** EXERCISE OBJECTIVE **
Look through the material below and show every line with the word "Island".

** RECORDED INFORMATION **

_ _ _

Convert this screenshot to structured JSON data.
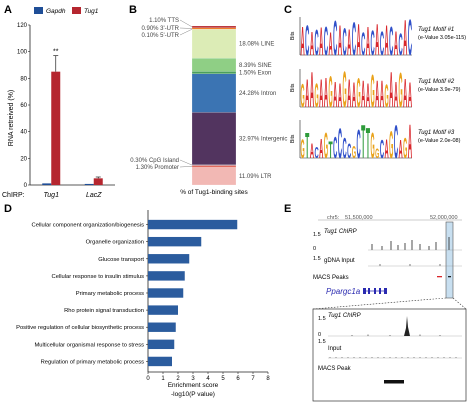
{
  "panels": {
    "A": {
      "letter": "A",
      "chart_data": {
        "type": "bar",
        "categories": [
          "Tug1",
          "LacZ"
        ],
        "series": [
          {
            "name": "Gapdh",
            "values": [
              1.2,
              0.8
            ],
            "errors": [
              0,
              0
            ],
            "color": "#1f4e97"
          },
          {
            "name": "Tug1",
            "values": [
              85,
              5
            ],
            "errors": [
              12,
              1
            ],
            "color": "#b5262f"
          }
        ],
        "ylabel": "RNA retreived (%)",
        "xlabel_prefix": "ChIRP:",
        "yticks": [
          0,
          20,
          40,
          60,
          80,
          100,
          120
        ],
        "ylim": [
          0,
          120
        ],
        "annotation": "**",
        "legend_position": "top"
      }
    },
    "B": {
      "letter": "B",
      "chart_data": {
        "type": "bar",
        "stacked": true,
        "xlabel": "% of Tug1-binding sites",
        "segments": [
          {
            "name": "LTR",
            "value": 11.09,
            "label": "11.09% LTR",
            "color": "#f2b8b4"
          },
          {
            "name": "Promoter",
            "value": 1.3,
            "label": "1.30% Promoter",
            "color": "#e06a5e"
          },
          {
            "name": "CpG Island",
            "value": 0.3,
            "label": "0.30% CpG Island",
            "color": "#7aa6d8"
          },
          {
            "name": "Intergenic",
            "value": 32.97,
            "label": "32.97% Intergenic",
            "color": "#52345f"
          },
          {
            "name": "Intron",
            "value": 24.28,
            "label": "24.28% Intron",
            "color": "#3b74b3"
          },
          {
            "name": "Exon",
            "value": 1.5,
            "label": "1.50% Exon",
            "color": "#4a9f5b"
          },
          {
            "name": "SINE",
            "value": 8.39,
            "label": "8.39% SINE",
            "color": "#8fcf85"
          },
          {
            "name": "LINE",
            "value": 18.08,
            "label": "18.08% LINE",
            "color": "#dcecb6"
          },
          {
            "name": "5'-UTR",
            "value": 0.1,
            "label": "0.10% 5'-UTR",
            "color": "#e79bb5"
          },
          {
            "name": "3'-UTR",
            "value": 0.9,
            "label": "0.90% 3'-UTR",
            "color": "#f07f2a"
          },
          {
            "name": "TTS",
            "value": 1.1,
            "label": "1.10% TTS",
            "color": "#b4232a"
          }
        ]
      }
    },
    "C": {
      "letter": "C",
      "axis_label": "Bits",
      "motifs": [
        {
          "title": "Tug1 Motif #1",
          "evalue": "(e-Value 3.05e-115)"
        },
        {
          "title": "Tug1 Motif #2",
          "evalue": "(e-Value 3.9e-79)"
        },
        {
          "title": "Tug1 Motif #3",
          "evalue": "(e-Value 2.0e-08)"
        }
      ]
    },
    "D": {
      "letter": "D",
      "chart_data": {
        "type": "bar",
        "orientation": "horizontal",
        "categories": [
          "Cellular component organization/biogenesis",
          "Organelle organization",
          "Glucose transport",
          "Cellular response to insulin stimulus",
          "Primary metabolic process",
          "Rho protein signal transduction",
          "Positive regulation of cellular biosynthetic process",
          "Multicellular organismal response to stress",
          "Regulation of primary metabolic process"
        ],
        "values": [
          5.95,
          3.55,
          2.75,
          2.45,
          2.35,
          2.0,
          1.85,
          1.75,
          1.6
        ],
        "xlabel": "Enrichment score",
        "xlabel2": "-log10(P value)",
        "xticks": [
          0,
          1,
          2,
          3,
          4,
          5,
          6,
          7,
          8
        ],
        "xlim": [
          0,
          8
        ],
        "color": "#2b5c9e"
      }
    },
    "E": {
      "letter": "E",
      "coord_left": "chr5:",
      "coord_left2": "51,500,000",
      "coord_right": "52,000,000",
      "track_chirp": "Tug1 ChIRP",
      "track_input": "gDNA Input",
      "track_macs": "MACS Peaks",
      "gene": "Ppargc1a",
      "scale_top": "1.5",
      "scale_bottom": "0",
      "scale_input_top": "1.5",
      "zoom_chirp": "Tug1 ChIRP",
      "zoom_input": "Input",
      "zoom_macs": "MACS Peak",
      "zoom_scale_top": "1.5",
      "zoom_scale_bottom": "0",
      "zoom_scale_input": "1.5"
    }
  }
}
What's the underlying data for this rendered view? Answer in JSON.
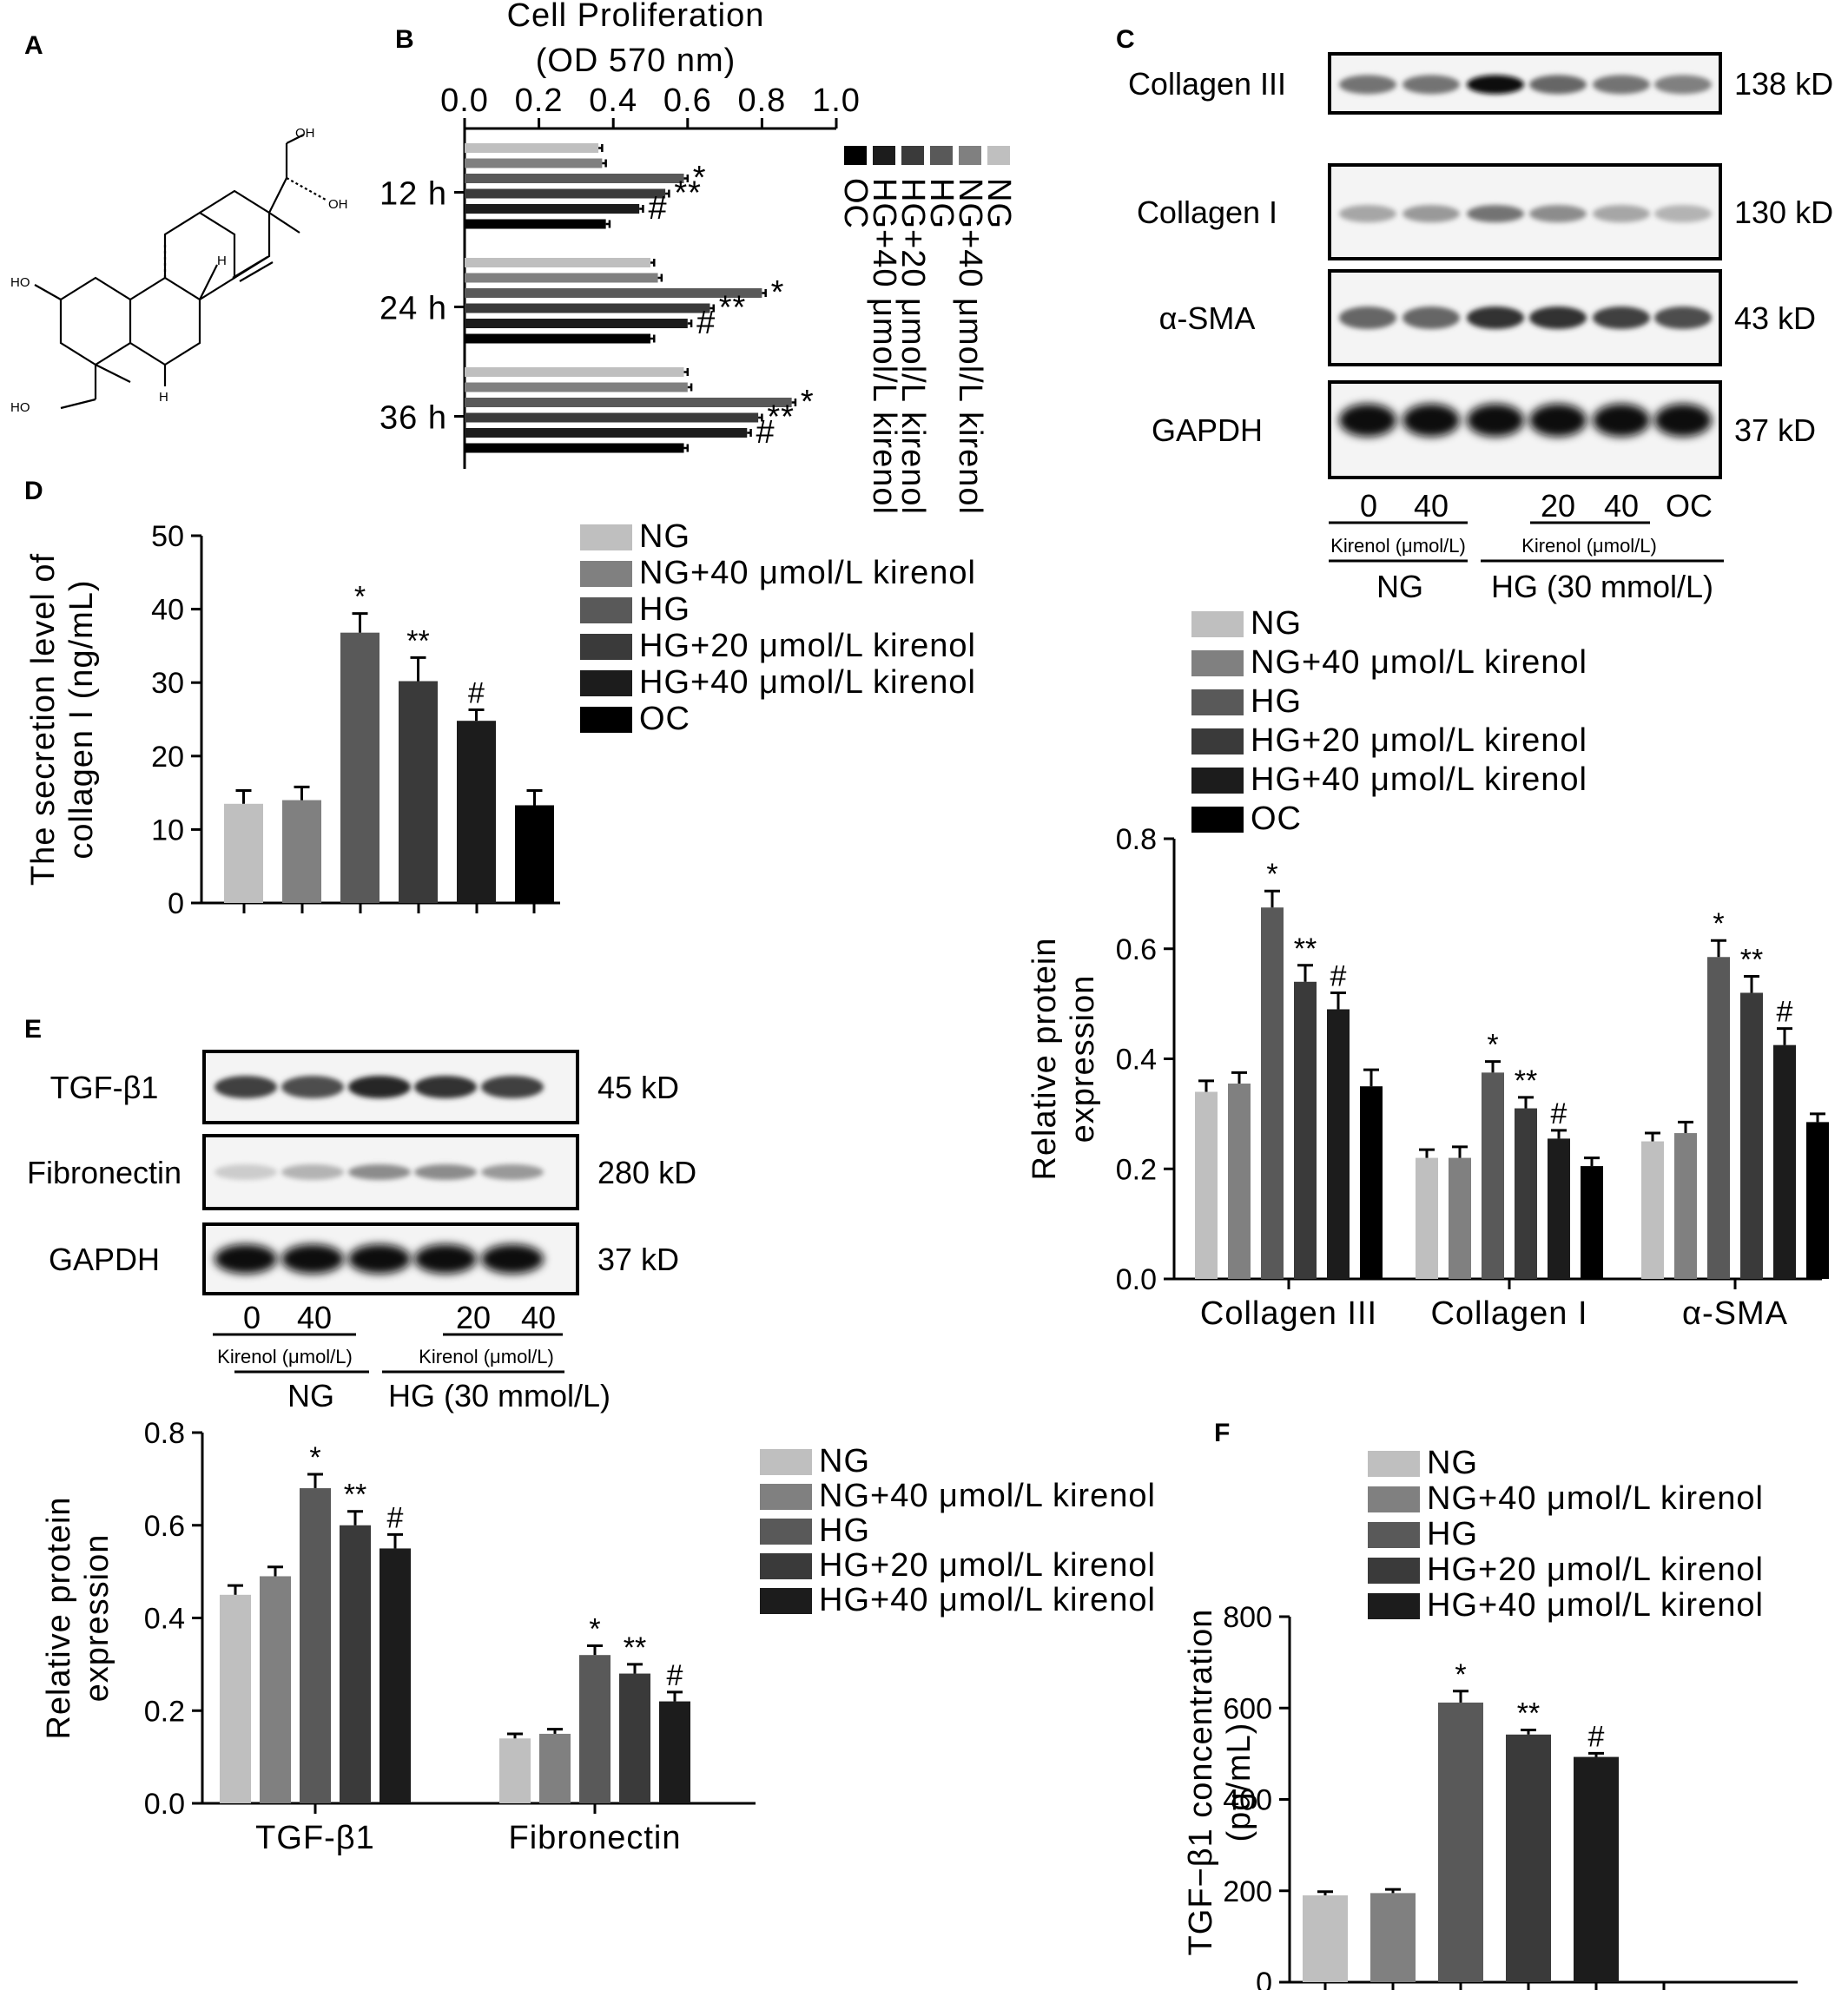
{
  "figure": {
    "colors": {
      "NG": "#bfbfbf",
      "NG+40 μmol/L kirenol": "#808080",
      "HG": "#595959",
      "HG+20 μmol/L kirenol": "#3a3a3a",
      "HG+40 μmol/L kirenol": "#1c1c1c",
      "OC": "#000000"
    },
    "panel_A": {
      "letter": "A",
      "atoms": {
        "oh1": "OH",
        "oh2": "OH",
        "ho1": "HO",
        "ho2": "HO",
        "h1": "H",
        "h2": "H"
      }
    },
    "panel_C": {
      "letter": "C",
      "blot_rows": [
        {
          "protein": "Collagen III",
          "size": "138 kD"
        },
        {
          "protein": "Collagen I",
          "size": "130 kD"
        },
        {
          "protein": "α-SMA",
          "size": "43 kD"
        },
        {
          "protein": "GAPDH",
          "size": "37 kD"
        }
      ],
      "lane_labels": [
        "0",
        "40",
        "20",
        "40",
        "OC"
      ],
      "kirenol_label": "Kirenol (μmol/L)",
      "ng_label": "NG",
      "hg_label": "HG (30 mmol/L)"
    },
    "panel_E_blot": {
      "letter": "E",
      "blot_rows": [
        {
          "protein": "TGF-β1",
          "size": "45 kD"
        },
        {
          "protein": "Fibronectin",
          "size": "280 kD"
        },
        {
          "protein": "GAPDH",
          "size": "37 kD"
        }
      ],
      "lane_labels": [
        "0",
        "40",
        "20",
        "40"
      ],
      "kirenol_label": "Kirenol (μmol/L)",
      "ng_label": "NG",
      "hg_label": "HG (30 mmol/L)"
    },
    "panel_F_letter": "F"
  },
  "chart_data": [
    {
      "id": "B",
      "letter": "B",
      "type": "bar",
      "orientation": "horizontal",
      "title": "Cell Proliferation",
      "subtitle": "(OD 570 nm)",
      "xlim": [
        0,
        1.0
      ],
      "ticks": [
        "0.0",
        "0.2",
        "0.4",
        "0.6",
        "0.8",
        "1.0"
      ],
      "tick_values": [
        0,
        0.2,
        0.4,
        0.6,
        0.8,
        1.0
      ],
      "categories": [
        "12 h",
        "24 h",
        "36 h"
      ],
      "series": [
        {
          "name": "NG",
          "values": [
            0.36,
            0.5,
            0.59
          ],
          "errors": [
            0.01,
            0.01,
            0.01
          ]
        },
        {
          "name": "NG+40 μmol/L kirenol",
          "values": [
            0.37,
            0.52,
            0.6
          ],
          "errors": [
            0.01,
            0.01,
            0.01
          ]
        },
        {
          "name": "HG",
          "values": [
            0.59,
            0.8,
            0.88
          ],
          "errors": [
            0.01,
            0.01,
            0.01
          ]
        },
        {
          "name": "HG+20 μmol/L kirenol",
          "values": [
            0.54,
            0.66,
            0.79
          ],
          "errors": [
            0.01,
            0.01,
            0.01
          ]
        },
        {
          "name": "HG+40 μmol/L kirenol",
          "values": [
            0.47,
            0.6,
            0.76
          ],
          "errors": [
            0.01,
            0.01,
            0.01
          ]
        },
        {
          "name": "OC",
          "values": [
            0.38,
            0.5,
            0.59
          ],
          "errors": [
            0.01,
            0.01,
            0.01
          ]
        }
      ],
      "annotations": [
        {
          "category": 0,
          "series": 2,
          "text": "*"
        },
        {
          "category": 0,
          "series": 3,
          "text": "**"
        },
        {
          "category": 0,
          "series": 4,
          "text": "#"
        },
        {
          "category": 1,
          "series": 2,
          "text": "*"
        },
        {
          "category": 1,
          "series": 3,
          "text": "**"
        },
        {
          "category": 1,
          "series": 4,
          "text": "#"
        },
        {
          "category": 2,
          "series": 2,
          "text": "*"
        },
        {
          "category": 2,
          "series": 3,
          "text": "**"
        },
        {
          "category": 2,
          "series": 4,
          "text": "#"
        }
      ],
      "legend": [
        "OC",
        "HG+40 μmol/L kirenol",
        "HG+20 μmol/L kirenol",
        "HG",
        "NG+40 μmol/L kirenol",
        "NG"
      ]
    },
    {
      "id": "D",
      "letter": "D",
      "type": "bar",
      "ylabel_line1": "The secretion level of",
      "ylabel_line2": "collagen I (ng/mL)",
      "ylim": [
        0,
        50
      ],
      "ticks": [
        "0",
        "10",
        "20",
        "30",
        "40",
        "50"
      ],
      "tick_values": [
        0,
        10,
        20,
        30,
        40,
        50
      ],
      "categories": [
        ""
      ],
      "series": [
        {
          "name": "NG",
          "values": [
            13.5
          ],
          "errors": [
            1.8
          ]
        },
        {
          "name": "NG+40 μmol/L kirenol",
          "values": [
            14.0
          ],
          "errors": [
            1.8
          ]
        },
        {
          "name": "HG",
          "values": [
            36.8
          ],
          "errors": [
            2.6
          ]
        },
        {
          "name": "HG+20 μmol/L kirenol",
          "values": [
            30.2
          ],
          "errors": [
            3.2
          ]
        },
        {
          "name": "HG+40 μmol/L kirenol",
          "values": [
            24.8
          ],
          "errors": [
            1.5
          ]
        },
        {
          "name": "OC",
          "values": [
            13.3
          ],
          "errors": [
            2.0
          ]
        }
      ],
      "annotations": [
        {
          "category": 0,
          "series": 2,
          "text": "*"
        },
        {
          "category": 0,
          "series": 3,
          "text": "**"
        },
        {
          "category": 0,
          "series": 4,
          "text": "#"
        }
      ],
      "legend": [
        "NG",
        "NG+40 μmol/L kirenol",
        "HG",
        "HG+20 μmol/L kirenol",
        "HG+40 μmol/L kirenol",
        "OC"
      ]
    },
    {
      "id": "C_chart",
      "type": "bar",
      "ylabel_line1": "Relative protein",
      "ylabel_line2": "expression",
      "ylim": [
        0,
        0.8
      ],
      "ticks": [
        "0.0",
        "0.2",
        "0.4",
        "0.6",
        "0.8"
      ],
      "tick_values": [
        0,
        0.2,
        0.4,
        0.6,
        0.8
      ],
      "categories": [
        "Collagen III",
        "Collagen I",
        "α-SMA"
      ],
      "series": [
        {
          "name": "NG",
          "values": [
            0.34,
            0.22,
            0.25
          ],
          "errors": [
            0.02,
            0.015,
            0.015
          ]
        },
        {
          "name": "NG+40 μmol/L kirenol",
          "values": [
            0.355,
            0.22,
            0.265
          ],
          "errors": [
            0.02,
            0.02,
            0.02
          ]
        },
        {
          "name": "HG",
          "values": [
            0.675,
            0.375,
            0.585
          ],
          "errors": [
            0.03,
            0.02,
            0.03
          ]
        },
        {
          "name": "HG+20 μmol/L kirenol",
          "values": [
            0.54,
            0.31,
            0.52
          ],
          "errors": [
            0.03,
            0.02,
            0.03
          ]
        },
        {
          "name": "HG+40 μmol/L kirenol",
          "values": [
            0.49,
            0.255,
            0.425
          ],
          "errors": [
            0.03,
            0.015,
            0.03
          ]
        },
        {
          "name": "OC",
          "values": [
            0.35,
            0.205,
            0.285
          ],
          "errors": [
            0.03,
            0.015,
            0.015
          ]
        }
      ],
      "annotations": [
        {
          "category": 0,
          "series": 2,
          "text": "*"
        },
        {
          "category": 0,
          "series": 3,
          "text": "**"
        },
        {
          "category": 0,
          "series": 4,
          "text": "#"
        },
        {
          "category": 1,
          "series": 2,
          "text": "*"
        },
        {
          "category": 1,
          "series": 3,
          "text": "**"
        },
        {
          "category": 1,
          "series": 4,
          "text": "#"
        },
        {
          "category": 2,
          "series": 2,
          "text": "*"
        },
        {
          "category": 2,
          "series": 3,
          "text": "**"
        },
        {
          "category": 2,
          "series": 4,
          "text": "#"
        }
      ],
      "legend": [
        "NG",
        "NG+40 μmol/L kirenol",
        "HG",
        "HG+20 μmol/L kirenol",
        "HG+40 μmol/L kirenol",
        "OC"
      ]
    },
    {
      "id": "E_chart",
      "type": "bar",
      "ylabel_line1": "Relative protein",
      "ylabel_line2": "expression",
      "ylim": [
        0,
        0.8
      ],
      "ticks": [
        "0.0",
        "0.2",
        "0.4",
        "0.6",
        "0.8"
      ],
      "tick_values": [
        0,
        0.2,
        0.4,
        0.6,
        0.8
      ],
      "categories": [
        "TGF-β1",
        "Fibronectin"
      ],
      "series": [
        {
          "name": "NG",
          "values": [
            0.45,
            0.14
          ],
          "errors": [
            0.02,
            0.01
          ]
        },
        {
          "name": "NG+40 μmol/L kirenol",
          "values": [
            0.49,
            0.15
          ],
          "errors": [
            0.02,
            0.01
          ]
        },
        {
          "name": "HG",
          "values": [
            0.68,
            0.32
          ],
          "errors": [
            0.03,
            0.02
          ]
        },
        {
          "name": "HG+20 μmol/L kirenol",
          "values": [
            0.6,
            0.28
          ],
          "errors": [
            0.03,
            0.02
          ]
        },
        {
          "name": "HG+40 μmol/L kirenol",
          "values": [
            0.55,
            0.22
          ],
          "errors": [
            0.03,
            0.02
          ]
        }
      ],
      "annotations": [
        {
          "category": 0,
          "series": 2,
          "text": "*"
        },
        {
          "category": 0,
          "series": 3,
          "text": "**"
        },
        {
          "category": 0,
          "series": 4,
          "text": "#"
        },
        {
          "category": 1,
          "series": 2,
          "text": "*"
        },
        {
          "category": 1,
          "series": 3,
          "text": "**"
        },
        {
          "category": 1,
          "series": 4,
          "text": "#"
        }
      ],
      "legend": [
        "NG",
        "NG+40 μmol/L kirenol",
        "HG",
        "HG+20 μmol/L kirenol",
        "HG+40 μmol/L kirenol"
      ]
    },
    {
      "id": "F",
      "letter": "F",
      "type": "bar",
      "ylabel_line1": "TGF−β1 concentration",
      "ylabel_line2": "(pg/mL)",
      "ylim": [
        0,
        800
      ],
      "ticks": [
        "0",
        "200",
        "400",
        "600",
        "800"
      ],
      "tick_values": [
        0,
        200,
        400,
        600,
        800
      ],
      "categories": [
        ""
      ],
      "series": [
        {
          "name": "NG",
          "values": [
            190
          ],
          "errors": [
            8
          ]
        },
        {
          "name": "NG+40 μmol/L kirenol",
          "values": [
            195
          ],
          "errors": [
            8
          ]
        },
        {
          "name": "HG",
          "values": [
            612
          ],
          "errors": [
            25
          ]
        },
        {
          "name": "HG+20 μmol/L kirenol",
          "values": [
            542
          ],
          "errors": [
            10
          ]
        },
        {
          "name": "HG+40 μmol/L kirenol",
          "values": [
            493
          ],
          "errors": [
            8
          ]
        }
      ],
      "annotations": [
        {
          "category": 0,
          "series": 2,
          "text": "*"
        },
        {
          "category": 0,
          "series": 3,
          "text": "**"
        },
        {
          "category": 0,
          "series": 4,
          "text": "#"
        }
      ],
      "legend": [
        "NG",
        "NG+40 μmol/L kirenol",
        "HG",
        "HG+20 μmol/L kirenol",
        "HG+40 μmol/L kirenol"
      ]
    }
  ]
}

_ _ _

** EXERCISE RESPONSE **
            "name": "CpG Island",
            "label": "0.30% CpG Island",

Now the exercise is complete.